- YOUR INSTRUCTIONS -
Please output every one of the lines below verbatim, leaving out the pictures.

A run of records:
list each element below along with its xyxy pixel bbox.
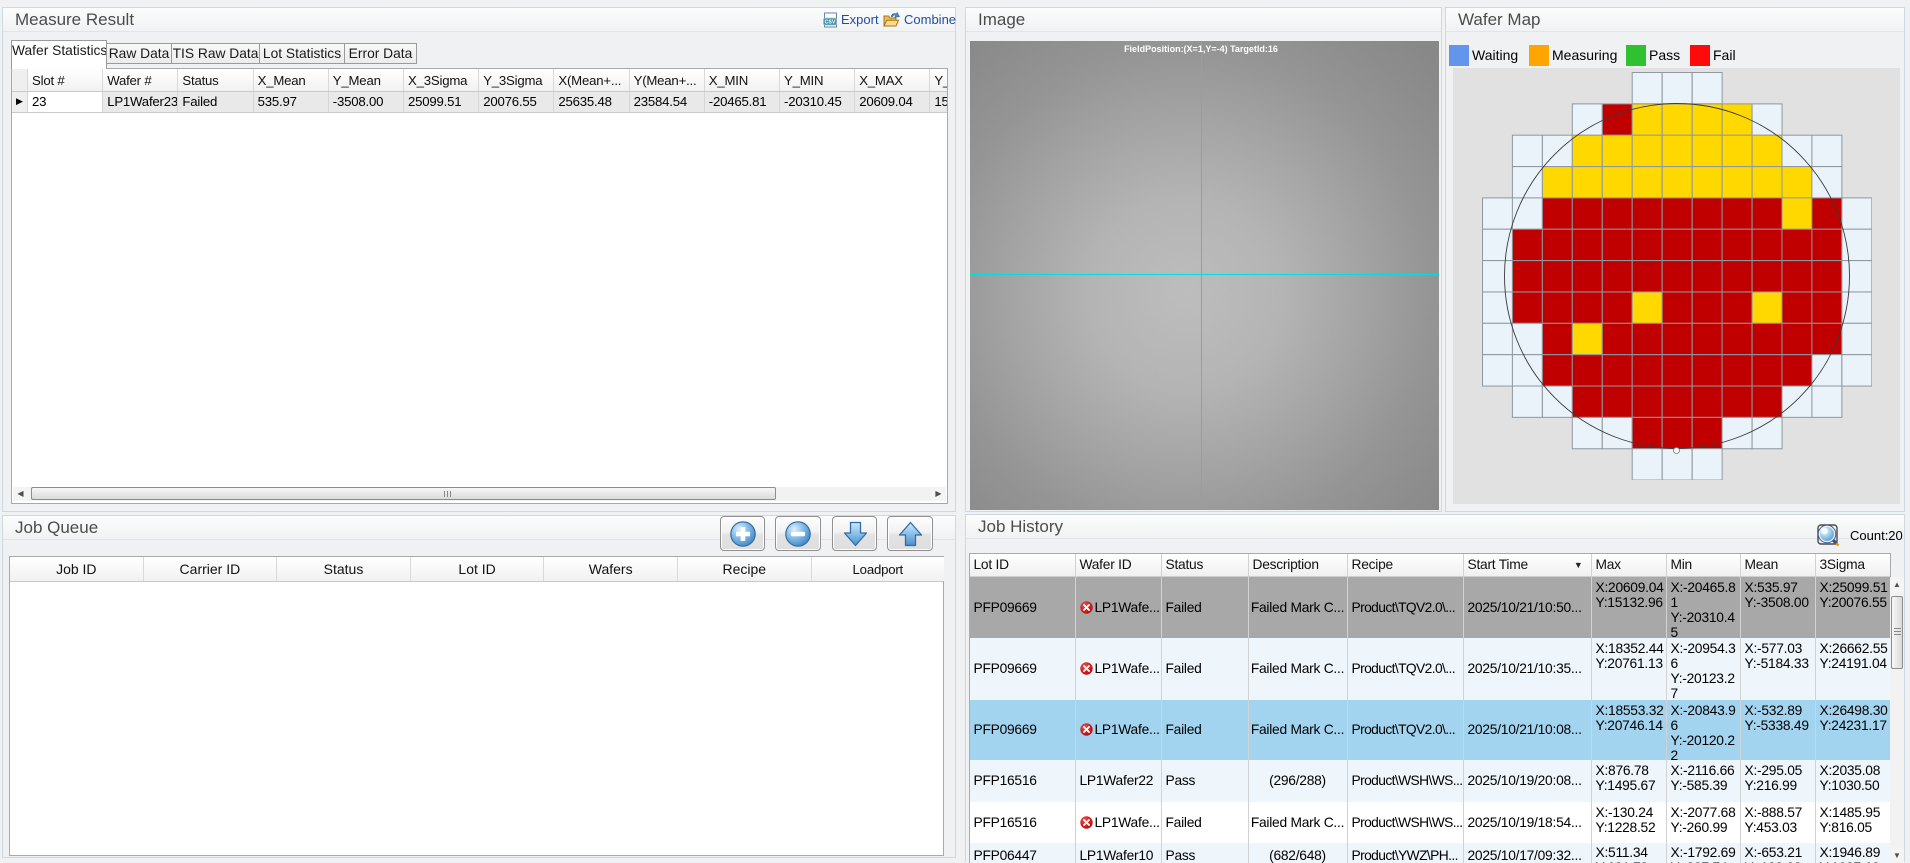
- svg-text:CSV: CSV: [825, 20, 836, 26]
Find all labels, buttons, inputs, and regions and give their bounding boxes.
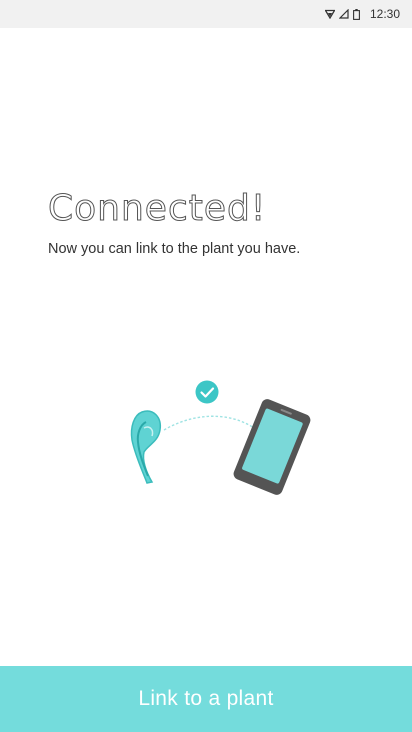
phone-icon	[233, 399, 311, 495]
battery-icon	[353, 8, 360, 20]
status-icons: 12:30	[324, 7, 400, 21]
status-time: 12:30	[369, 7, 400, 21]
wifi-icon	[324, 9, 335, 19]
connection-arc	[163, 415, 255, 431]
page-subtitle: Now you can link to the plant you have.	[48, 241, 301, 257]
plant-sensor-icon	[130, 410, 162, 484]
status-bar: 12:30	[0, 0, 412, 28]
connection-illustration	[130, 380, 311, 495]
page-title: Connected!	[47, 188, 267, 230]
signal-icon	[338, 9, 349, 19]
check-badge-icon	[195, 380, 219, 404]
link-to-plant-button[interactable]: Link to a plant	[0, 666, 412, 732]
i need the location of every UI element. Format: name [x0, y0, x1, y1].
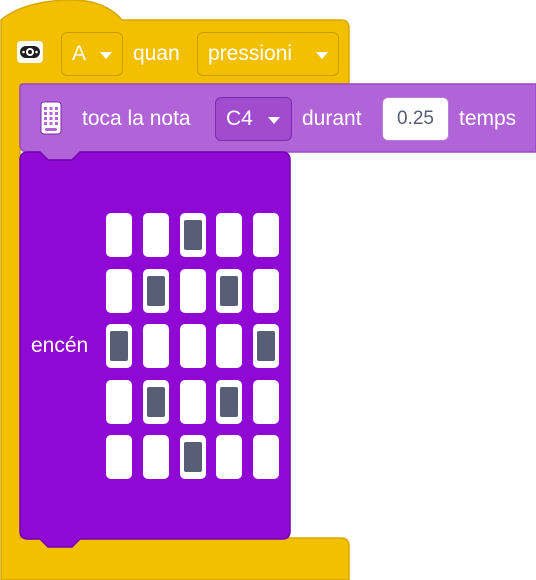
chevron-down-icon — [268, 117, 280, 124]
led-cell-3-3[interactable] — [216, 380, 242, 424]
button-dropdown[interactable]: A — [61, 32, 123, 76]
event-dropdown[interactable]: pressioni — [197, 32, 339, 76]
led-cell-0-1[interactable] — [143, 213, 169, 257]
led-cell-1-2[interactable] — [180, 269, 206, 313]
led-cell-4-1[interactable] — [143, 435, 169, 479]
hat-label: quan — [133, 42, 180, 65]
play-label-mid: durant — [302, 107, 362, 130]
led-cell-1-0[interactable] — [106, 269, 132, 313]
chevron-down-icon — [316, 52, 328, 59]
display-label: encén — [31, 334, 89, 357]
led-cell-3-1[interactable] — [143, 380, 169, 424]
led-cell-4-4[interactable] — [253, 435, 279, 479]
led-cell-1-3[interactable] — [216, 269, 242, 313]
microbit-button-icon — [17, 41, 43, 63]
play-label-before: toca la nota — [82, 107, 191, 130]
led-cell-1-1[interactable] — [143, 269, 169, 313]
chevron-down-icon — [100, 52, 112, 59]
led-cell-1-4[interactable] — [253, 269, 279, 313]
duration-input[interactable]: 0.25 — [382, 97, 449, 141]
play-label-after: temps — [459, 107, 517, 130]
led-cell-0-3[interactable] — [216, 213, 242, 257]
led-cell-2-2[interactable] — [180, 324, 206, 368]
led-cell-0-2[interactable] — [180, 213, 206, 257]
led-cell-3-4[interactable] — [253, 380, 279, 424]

- WRITTEN REPLY -
list each element below along with its xyxy pixel bbox.
- svg-text:CSV: CSV: [825, 20, 836, 26]
Find all labels, buttons, inputs, and regions and give their bounding boxes.
phone-icon	[233, 399, 311, 495]
battery-icon	[353, 8, 360, 20]
status-icons: 12:30	[324, 7, 400, 21]
status-time: 12:30	[369, 7, 400, 21]
wifi-icon	[324, 9, 335, 19]
connection-arc	[163, 415, 255, 431]
page-subtitle: Now you can link to the plant you have.	[48, 241, 301, 257]
plant-sensor-icon	[130, 410, 162, 484]
status-bar: 12:30	[0, 0, 412, 28]
connection-illustration	[130, 380, 311, 495]
page-title: Connected!	[47, 188, 267, 230]
signal-icon	[338, 9, 349, 19]
check-badge-icon	[195, 380, 219, 404]
link-to-plant-button[interactable]: Link to a plant	[0, 666, 412, 732]
i need the location of every UI element. Format: name [x0, y0, x1, y1].
chevron-down-icon — [268, 117, 280, 124]
led-cell-3-3[interactable] — [216, 380, 242, 424]
button-dropdown[interactable]: A — [61, 32, 123, 76]
event-dropdown[interactable]: pressioni — [197, 32, 339, 76]
led-cell-0-1[interactable] — [143, 213, 169, 257]
led-cell-1-2[interactable] — [180, 269, 206, 313]
led-cell-4-1[interactable] — [143, 435, 169, 479]
hat-label: quan — [133, 42, 180, 65]
play-label-mid: durant — [302, 107, 362, 130]
led-cell-1-0[interactable] — [106, 269, 132, 313]
chevron-down-icon — [316, 52, 328, 59]
display-label: encén — [31, 334, 89, 357]
led-cell-3-1[interactable] — [143, 380, 169, 424]
led-cell-4-4[interactable] — [253, 435, 279, 479]
led-cell-1-3[interactable] — [216, 269, 242, 313]
microbit-button-icon — [17, 41, 43, 63]
play-label-before: toca la nota — [82, 107, 191, 130]
led-cell-1-1[interactable] — [143, 269, 169, 313]
chevron-down-icon — [100, 52, 112, 59]
led-cell-1-4[interactable] — [253, 269, 279, 313]
duration-input[interactable]: 0.25 — [382, 97, 449, 141]
play-label-after: temps — [459, 107, 517, 130]
led-cell-0-3[interactable] — [216, 213, 242, 257]
led-cell-2-2[interactable] — [180, 324, 206, 368]
led-cell-0-2[interactable] — [180, 213, 206, 257]
led-cell-3-4[interactable] — [253, 380, 279, 424]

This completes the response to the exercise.